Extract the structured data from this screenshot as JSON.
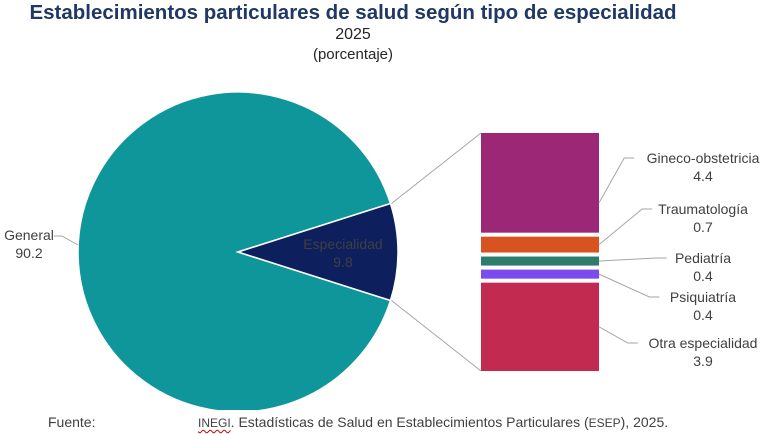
{
  "header": {
    "title": "Establecimientos particulares de salud según tipo de especialidad",
    "year": "2025",
    "unit": "(porcentaje)"
  },
  "chart_data": [
    {
      "type": "pie",
      "slices": [
        {
          "label": "General",
          "value": 90.2,
          "value_label": "90.2",
          "color": "#0f969b"
        },
        {
          "label": "Especialidad",
          "value": 9.8,
          "value_label": "9.8",
          "color": "#0d1f5c"
        }
      ]
    },
    {
      "type": "bar",
      "stacked": true,
      "detail_of": "Especialidad",
      "series": [
        {
          "name": "Gineco-obstetricia",
          "value": 4.4,
          "value_label": "4.4",
          "color": "#9c2777"
        },
        {
          "name": "Traumatología",
          "value": 0.7,
          "value_label": "0.7",
          "color": "#d95320"
        },
        {
          "name": "Pediatría",
          "value": 0.4,
          "value_label": "0.4",
          "color": "#2d7d6e"
        },
        {
          "name": "Psiquiatría",
          "value": 0.4,
          "value_label": "0.4",
          "color": "#7a4cf0"
        },
        {
          "name": "Otra especialidad",
          "value": 3.9,
          "value_label": "3.9",
          "color": "#c22a50"
        }
      ]
    }
  ],
  "footer": {
    "source_label": "Fuente:",
    "source_org": "INEGI",
    "source_text": ". Estadísticas de Salud en Establecimientos Particulares (",
    "source_abbr": "ESEP",
    "source_end": "), 2025."
  }
}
■ ■ ■
WRITTEN TASK. In the data above, tally the lines holding "name" and answer with the figure only.

WRITTEN REPLY. 5